- **Document segment**:

Our days are getting longer and warmer, and many gardens are awash in color from spring-blooming bulbs like daffodils and tulips. Unfortunately, the blooms will eventually fade, leaving many of us wondering what we can do to help make sure that they are ready to go again next year.
Leave the leaves
The most important thing you can do to help your bulbs is to leave the foliage on the plants. The leaves are needed so the plants can photosynthesize and produce the food that the bulbs need to form flower buds for next year. If the foliage is removed or mowed too early, it can result in a smaller, weaker bulb that will gradually decline and die out.
Leave the foliage on the plants until it begins to yellow and dieback. It can then be removed because it will no longer produce food for the plants. For smaller bulbs like snowdrops and squill, this will happen relatively quickly. For larger plants, like tulips and daffodils, it can take several weeks for the foliage to die back on its own.
One problem with letting foliage remain is that it can become unsightly over time. In an attempt to make their gardens look tidier, many people will tie their foliage together to make it less noticeable. However, this is not recommended because doing this will reduce the amount of light the leaves can intercept, reducing the amount of photosynthesis, which leads to less energy produced by the plant.
As an alternative to tying up foliage, you can try to hide it. Consider interplanting annuals with your bulbs to help hide the foliage. You can also incorporate perennials like hostas in with your bulbs. Cornell University has conducted trials to see what combination of bulbs and perennials work well together. In addition to helping hide foliage, interplanting can also help extend the bloom season in your beds.
Deadhead your plants
While we don’t want to remove the leaves, it’s a good idea to remove spent flowers from plants to prevent the formation of seedpods. If plants are allowed to produce seeds, this will use energy that could otherwise be used for the bulbs and often result in smaller bulbs.

- **To be done**:
• 1. Return the part of the bulb-care text that opens with the words containing "As an alternative" and closes with "in smaller bulbs.".
• 2. Carry the text on caring for spring bulbs after they bloom further, starting after its last sentence.
The material after this point is separate from the bulb-care text.

- **Supplied information**:
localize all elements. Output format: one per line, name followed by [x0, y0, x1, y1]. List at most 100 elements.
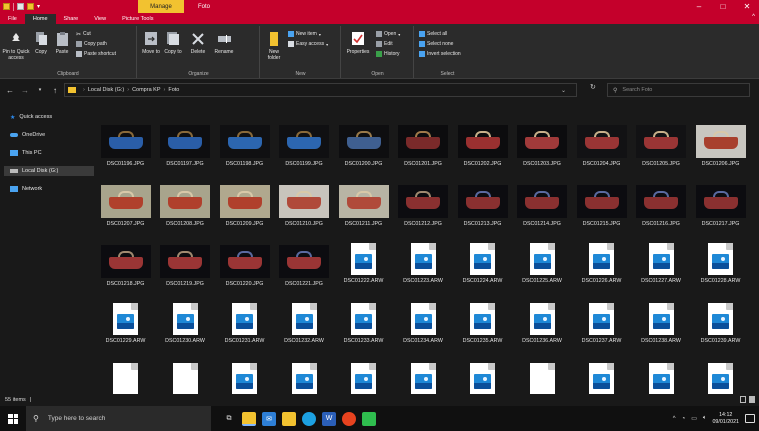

- **Answers given**:
• 1.
As an alternative to tying up foliage, you can try to hide it. Consider interplanting annuals with your bulbs to help hide the foliage. You can also incorporate perennials like hostas in with your bulbs. Cornell University has conducted trials to see what combination of bulbs and perennials work well together. In addition to helping hide foliage, interplanting can also help extend the bloom season in your beds.
Deadhead your plants
While we don’t want to remove the leaves, it’s a good idea to remove spent flowers from plants to prevent the formation of seedpods. If plants are allowed to produce seeds, this will use energy that could otherwise be used for the bulbs and often result in smaller bulbs.

• 2.
If you wish to save seeds from your bulbs allow the seed pods to develop. Many bulbs are hybrids, so seeds likely won’t be true to type (they can also be cross-pollinated). You’ll also need some patience, it can take several years for plants to bloom that are grown from seed. For example, it can take 5+ years for tulips and daffodils to grow from seed to bloom.
Fertilize your bulbs
Spring-blooming bulbs can be fertilized once they are done blooming, although the best time to fertilize is when plants begin to emerge. Look for a fertilizer high in phosphorous (middle number) and low in nitrogen (first number), such as a 5-10-5. Fertilizers are generally applied at 1-2 pounds per 100 square feet. Make sure to gently work or water the fertilizer into the soil. If you are unsure if you need to fertilize, conduct a soil test.
Crowded plants and fewer blooms
After several years you may notice that your bulbs are producing smaller or fewer flowers. This often happens when they become crowded. Bulbs will often reproduce by division, where new ‘daughter’ bulbs form from the original ‘mother’ bulb, causing plants to become crowded. If this happens, bulbs can be dug and divided once the foliage has died back and the bulbs are dormant.
Carefully dig around the bulb cluster and lift it out of the soil. Clean soil off of the bulbs so you have a good view of them. Separate bulbs by gently twisting and pulling the ‘daughter’ bulbs and dispose of any that are damaged or soft. Bulbs can then be replanted immediately, or they can be dried and stored in a cool place to be planted in the fall. Smaller bulbs may take a year or two to begin blooming.
Good Growing Tip of the Week: While they are usually discarded, you can try planting potted bulbs that were forced to bloom. Make sure they get plenty of sun and let the foliage die back naturally. Bulbs can then be planted once dormant or in the fall. The bulbs will likely only produce leaves the first year and then flower the second or third year.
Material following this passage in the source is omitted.